What you need to do> Only a number is wanted: how many lines in the records below contain "Control"?

Material supplied>
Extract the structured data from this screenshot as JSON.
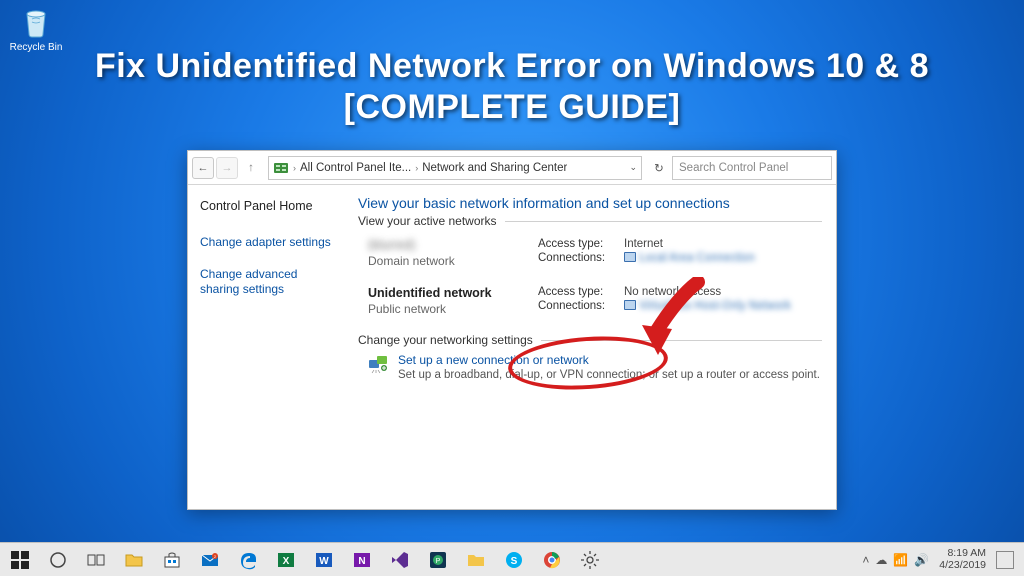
{
  "desktop": {
    "recycle_bin_label": "Recycle Bin"
  },
  "banner": {
    "line1": "Fix Unidentified Network Error on Windows 10 & 8",
    "line2": "[COMPLETE GUIDE]"
  },
  "window": {
    "breadcrumb": {
      "seg1": "All Control Panel Ite...",
      "seg2": "Network and Sharing Center"
    },
    "search_placeholder": "Search Control Panel",
    "sidebar": {
      "home": "Control Panel Home",
      "links": [
        "Change adapter settings",
        "Change advanced sharing settings"
      ]
    },
    "main": {
      "title": "View your basic network information and set up connections",
      "active_legend": "View your active networks",
      "net1": {
        "name": "(blurred)",
        "type": "Domain network",
        "access_label": "Access type:",
        "access_value": "Internet",
        "conn_label": "Connections:",
        "conn_value": "Local Area Connection"
      },
      "net2": {
        "name": "Unidentified network",
        "type": "Public network",
        "access_label": "Access type:",
        "access_value": "No network access",
        "conn_label": "Connections:",
        "conn_value": "VirtualBox Host-Only Network"
      },
      "change_legend": "Change your networking settings",
      "setup_title": "Set up a new connection or network",
      "setup_desc": "Set up a broadband, dial-up, or VPN connection; or set up a router or access point."
    }
  },
  "taskbar": {
    "time": "8:19 AM",
    "date": "4/23/2019"
  }
}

Answer to this task> 3